_Directive:_
Only a number is wanted: how many lines in the records below contain "image"?
___ Records provided ___
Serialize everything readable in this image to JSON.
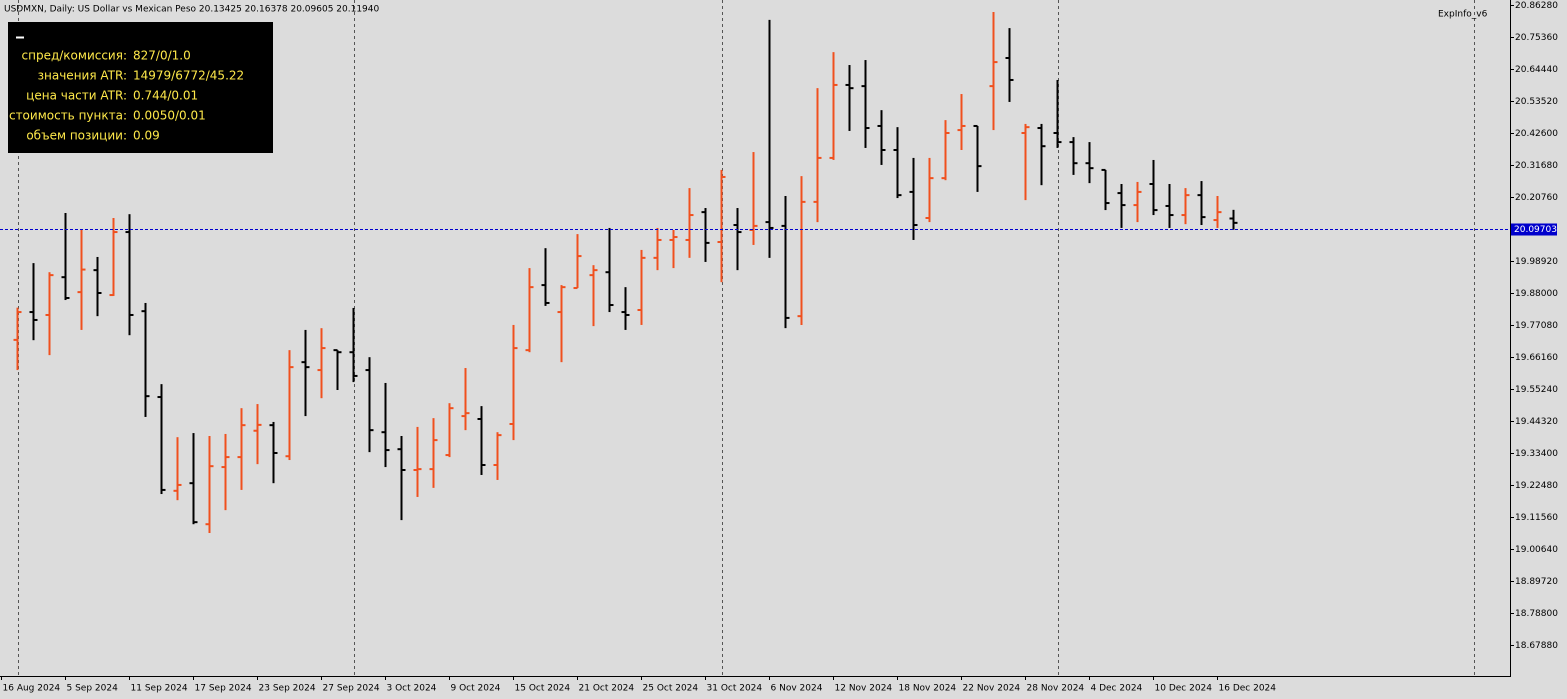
{
  "chart_data": {
    "type": "ohlc",
    "title": "USDMXN, Daily:  US Dollar vs Mexican Peso  20.13425 20.16378 20.09605 20.11940",
    "indicator_label": "ExpInfo_v6",
    "info_panel": [
      {
        "label": "спред/комиссия:",
        "value": "827/0/1.0"
      },
      {
        "label": "значения ATR:",
        "value": "14979/6772/45.22"
      },
      {
        "label": "цена части ATR:",
        "value": "0.744/0.01"
      },
      {
        "label": "стоимость пункта:",
        "value": "0.0050/0.01"
      },
      {
        "label": "объем позиции:",
        "value": "0.09"
      }
    ],
    "categories": [
      "16 Aug 2024",
      null,
      null,
      null,
      "5 Sep 2024",
      null,
      null,
      null,
      "11 Sep 2024",
      null,
      null,
      null,
      "17 Sep 2024",
      null,
      null,
      null,
      "23 Sep 2024",
      null,
      null,
      null,
      "27 Sep 2024",
      null,
      null,
      null,
      "3 Oct 2024",
      null,
      null,
      null,
      "9 Oct 2024",
      null,
      null,
      null,
      "15 Oct 2024",
      null,
      null,
      null,
      "21 Oct 2024",
      null,
      null,
      null,
      "25 Oct 2024",
      null,
      null,
      null,
      "31 Oct 2024",
      null,
      null,
      null,
      "6 Nov 2024",
      null,
      null,
      null,
      "12 Nov 2024",
      null,
      null,
      null,
      "18 Nov 2024",
      null,
      null,
      null,
      "22 Nov 2024",
      null,
      null,
      null,
      "28 Nov 2024",
      null,
      null,
      null,
      "4 Dec 2024",
      null,
      null,
      null,
      "10 Dec 2024",
      null,
      null,
      null,
      "16 Dec 2024",
      null
    ],
    "open": [
      null,
      19.72,
      19.815,
      19.805,
      19.934,
      19.883,
      19.958,
      19.873,
      20.088,
      19.818,
      19.525,
      19.205,
      19.231,
      19.091,
      19.286,
      19.32,
      19.41,
      19.429,
      19.323,
      19.644,
      19.617,
      19.685,
      19.678,
      19.617,
      19.405,
      19.347,
      19.276,
      19.279,
      19.327,
      19.46,
      19.45,
      19.293,
      19.433,
      19.685,
      19.907,
      19.815,
      19.897,
      19.941,
      19.951,
      19.815,
      19.822,
      20.0,
      20.061,
      20.061,
      20.156,
      20.054,
      20.112,
      20.095,
      20.122,
      20.109,
      19.801,
      20.191,
      20.341,
      20.59,
      20.586,
      20.45,
      20.368,
      20.225,
      20.136,
      20.272,
      20.436,
      20.45,
      20.586,
      20.682,
      20.426,
      20.443,
      20.426,
      20.395,
      20.323,
      20.3,
      20.221,
      20.18,
      20.252,
      20.177,
      20.146,
      20.214,
      20.129,
      20.13425
    ],
    "high": [
      null,
      19.83,
      19.982,
      19.951,
      20.153,
      20.098,
      20.003,
      20.136,
      20.149,
      19.846,
      19.569,
      19.388,
      19.402,
      19.392,
      19.399,
      19.487,
      19.501,
      19.44,
      19.685,
      19.754,
      19.76,
      19.685,
      19.829,
      19.661,
      19.573,
      19.392,
      19.423,
      19.453,
      19.504,
      19.624,
      19.494,
      19.405,
      19.771,
      19.965,
      20.033,
      19.907,
      20.081,
      19.975,
      20.102,
      19.9,
      20.027,
      20.102,
      20.095,
      20.238,
      20.17,
      20.3,
      20.17,
      20.361,
      20.812,
      20.211,
      20.279,
      20.579,
      20.702,
      20.658,
      20.675,
      20.504,
      20.446,
      20.341,
      20.341,
      20.47,
      20.559,
      20.45,
      20.839,
      20.784,
      20.457,
      20.457,
      20.607,
      20.412,
      20.395,
      20.3,
      20.252,
      20.259,
      20.334,
      20.252,
      20.238,
      20.262,
      20.211,
      20.16378
    ],
    "low": [
      null,
      19.617,
      19.719,
      19.668,
      19.856,
      19.754,
      19.801,
      19.87,
      19.736,
      19.457,
      19.194,
      19.173,
      19.091,
      19.061,
      19.139,
      19.208,
      19.296,
      19.231,
      19.31,
      19.46,
      19.521,
      19.549,
      19.576,
      19.337,
      19.286,
      19.105,
      19.184,
      19.215,
      19.32,
      19.412,
      19.259,
      19.242,
      19.378,
      19.678,
      19.836,
      19.644,
      19.897,
      19.767,
      19.815,
      19.754,
      19.771,
      19.958,
      19.965,
      20.0,
      19.986,
      19.917,
      19.958,
      20.044,
      20.0,
      19.76,
      19.771,
      20.122,
      20.334,
      20.433,
      20.375,
      20.317,
      20.204,
      20.061,
      20.122,
      20.265,
      20.368,
      20.225,
      20.436,
      20.532,
      20.197,
      20.248,
      20.375,
      20.283,
      20.255,
      20.163,
      20.102,
      20.122,
      20.146,
      20.102,
      20.115,
      20.112,
      20.102,
      20.09605
    ],
    "close": [
      null,
      19.815,
      19.788,
      19.941,
      19.863,
      19.96,
      19.88,
      20.088,
      19.805,
      19.528,
      19.208,
      19.225,
      19.098,
      19.289,
      19.32,
      19.429,
      19.43,
      19.334,
      19.627,
      19.627,
      19.692,
      19.678,
      19.597,
      19.412,
      19.344,
      19.276,
      19.279,
      19.378,
      19.487,
      19.47,
      19.293,
      19.395,
      19.692,
      19.9,
      19.846,
      19.9,
      20.006,
      19.958,
      19.839,
      19.805,
      20.0,
      20.061,
      20.071,
      20.146,
      20.051,
      20.276,
      20.088,
      20.109,
      20.102,
      19.795,
      20.191,
      20.341,
      20.59,
      20.579,
      20.443,
      20.368,
      20.214,
      20.112,
      20.272,
      20.426,
      20.45,
      20.313,
      20.668,
      20.607,
      20.446,
      20.381,
      20.395,
      20.323,
      20.306,
      20.187,
      20.18,
      20.225,
      20.163,
      20.146,
      20.214,
      20.139,
      20.156,
      20.1194
    ],
    "up_color": "#f0501e",
    "down_color": "#000000",
    "current_price": {
      "value": 20.09703,
      "label": "20.09703"
    },
    "ylim": [
      18.573,
      20.8799
    ],
    "yticks": [
      {
        "value": 20.8628,
        "label": "20.86280"
      },
      {
        "value": 20.7536,
        "label": "20.75360"
      },
      {
        "value": 20.6444,
        "label": "20.64440"
      },
      {
        "value": 20.5352,
        "label": "20.53520"
      },
      {
        "value": 20.426,
        "label": "20.42600"
      },
      {
        "value": 20.3168,
        "label": "20.31680"
      },
      {
        "value": 20.2076,
        "label": "20.20760"
      },
      {
        "value": 19.9892,
        "label": "19.98920"
      },
      {
        "value": 19.88,
        "label": "19.88000"
      },
      {
        "value": 19.7708,
        "label": "19.77080"
      },
      {
        "value": 19.6616,
        "label": "19.66160"
      },
      {
        "value": 19.5524,
        "label": "19.55240"
      },
      {
        "value": 19.4432,
        "label": "19.44320"
      },
      {
        "value": 19.334,
        "label": "19.33400"
      },
      {
        "value": 19.2248,
        "label": "19.22480"
      },
      {
        "value": 19.1156,
        "label": "19.11560"
      },
      {
        "value": 19.0064,
        "label": "19.00640"
      },
      {
        "value": 18.8972,
        "label": "18.89720"
      },
      {
        "value": 18.788,
        "label": "18.78800"
      },
      {
        "value": 18.6788,
        "label": "18.67880"
      }
    ]
  }
}
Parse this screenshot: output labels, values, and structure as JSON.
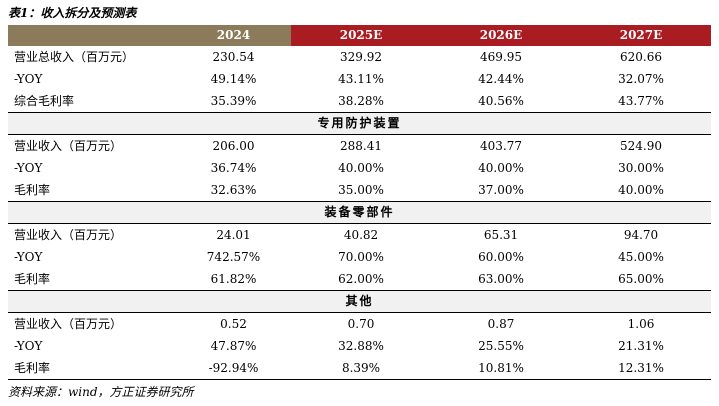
{
  "caption": "表1：收入拆分及预测表",
  "header": [
    "",
    "2024",
    "2025E",
    "2026E",
    "2027E"
  ],
  "top_rows": [
    [
      "营业总收入（百万元）",
      "230.54",
      "329.92",
      "469.95",
      "620.66"
    ],
    [
      "-YOY",
      "49.14%",
      "43.11%",
      "42.44%",
      "32.07%"
    ],
    [
      "综合毛利率",
      "35.39%",
      "38.28%",
      "40.56%",
      "43.77%"
    ]
  ],
  "sections": [
    {
      "title": "专用防护装置",
      "rows": [
        [
          "营业收入（百万元）",
          "206.00",
          "288.41",
          "403.77",
          "524.90"
        ],
        [
          "-YOY",
          "36.74%",
          "40.00%",
          "40.00%",
          "30.00%"
        ],
        [
          "毛利率",
          "32.63%",
          "35.00%",
          "37.00%",
          "40.00%"
        ]
      ]
    },
    {
      "title": "装备零部件",
      "rows": [
        [
          "营业收入（百万元）",
          "24.01",
          "40.82",
          "65.31",
          "94.70"
        ],
        [
          "-YOY",
          "742.57%",
          "70.00%",
          "60.00%",
          "45.00%"
        ],
        [
          "毛利率",
          "61.82%",
          "62.00%",
          "63.00%",
          "65.00%"
        ]
      ]
    },
    {
      "title": "其他",
      "rows": [
        [
          "营业收入（百万元）",
          "0.52",
          "0.70",
          "0.87",
          "1.06"
        ],
        [
          "-YOY",
          "47.87%",
          "32.88%",
          "25.55%",
          "21.31%"
        ],
        [
          "毛利率",
          "-92.94%",
          "8.39%",
          "10.81%",
          "12.31%"
        ]
      ]
    }
  ],
  "source": "资料来源：wind，方正证券研究所"
}
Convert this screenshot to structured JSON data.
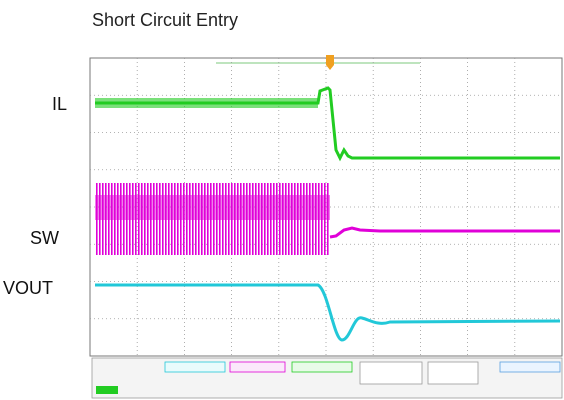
{
  "title": "Short Circuit Entry",
  "traces": {
    "il": "IL",
    "sw": "SW",
    "vout": "VOUT"
  }
}
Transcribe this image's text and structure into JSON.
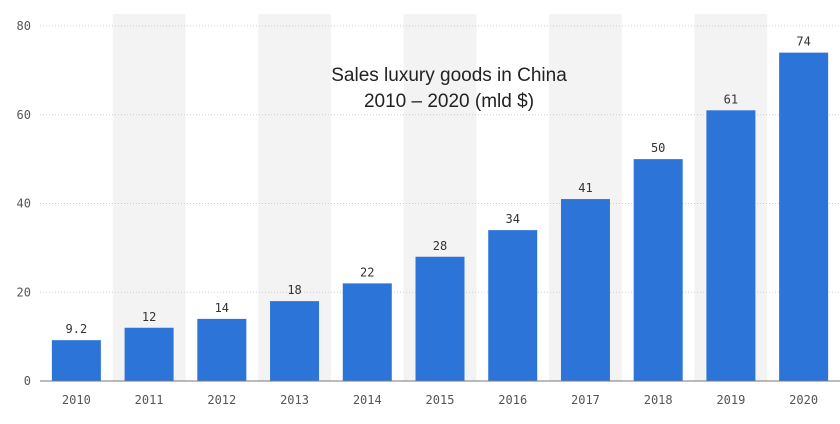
{
  "chart_data": {
    "type": "bar",
    "title_lines": [
      "Sales luxury goods in China",
      "2010 – 2020 (mld $)"
    ],
    "xlabel": "",
    "ylabel": "",
    "categories": [
      "2010",
      "2011",
      "2012",
      "2013",
      "2014",
      "2015",
      "2016",
      "2017",
      "2018",
      "2019",
      "2020"
    ],
    "values": [
      9.2,
      12,
      14,
      18,
      22,
      28,
      34,
      41,
      50,
      61,
      74
    ],
    "value_labels": [
      "9.2",
      "12",
      "14",
      "18",
      "22",
      "28",
      "34",
      "41",
      "50",
      "61",
      "74"
    ],
    "ylim": [
      0,
      80
    ],
    "yticks": [
      0,
      20,
      40,
      60,
      80
    ],
    "ytick_labels": [
      "0",
      "20",
      "40",
      "60",
      "80"
    ],
    "grid": true,
    "legend": "none",
    "colors": {
      "bar": "#2c74d8",
      "band": "#f3f3f3",
      "grid": "#cfcfcf",
      "axis": "#777777"
    }
  }
}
___
_Complete output:_
2